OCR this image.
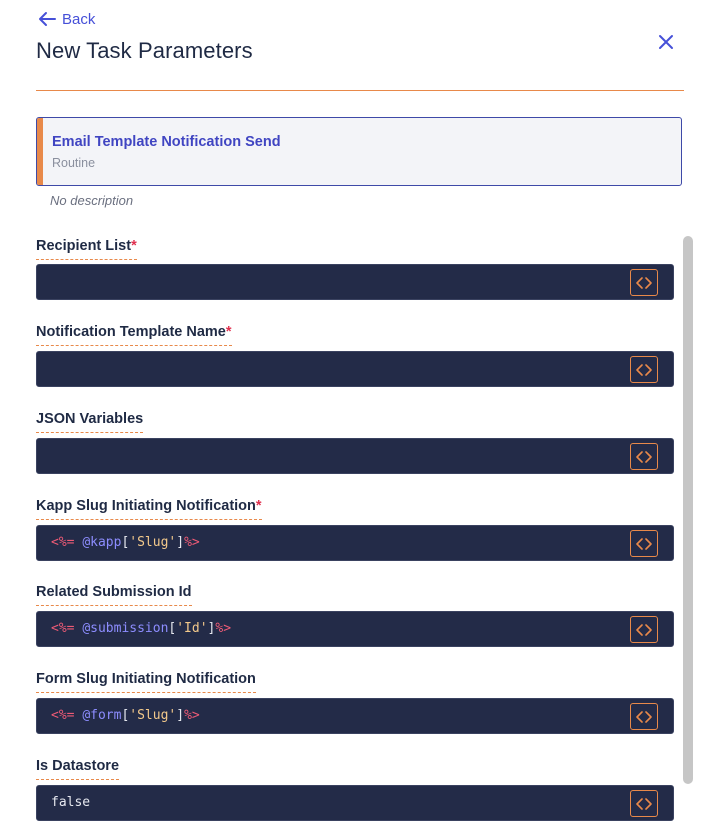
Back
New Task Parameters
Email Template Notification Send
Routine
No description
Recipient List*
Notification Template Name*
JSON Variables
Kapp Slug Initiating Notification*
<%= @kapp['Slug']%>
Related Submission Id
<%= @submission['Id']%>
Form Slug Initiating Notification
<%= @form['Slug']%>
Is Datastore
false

## Exercise brief
Write out the material above again, word for word, minus its pictures.

## Written response
OCR this image.
Back
New Task Parameters
Email Template Notification Send
Routine
No description
Recipient List*
Notification Template Name*
JSON Variables
Kapp Slug Initiating Notification*
<%= @kapp['Slug']%>
Related Submission Id
<%= @submission['Id']%>
Form Slug Initiating Notification
<%= @form['Slug']%>
Is Datastore
false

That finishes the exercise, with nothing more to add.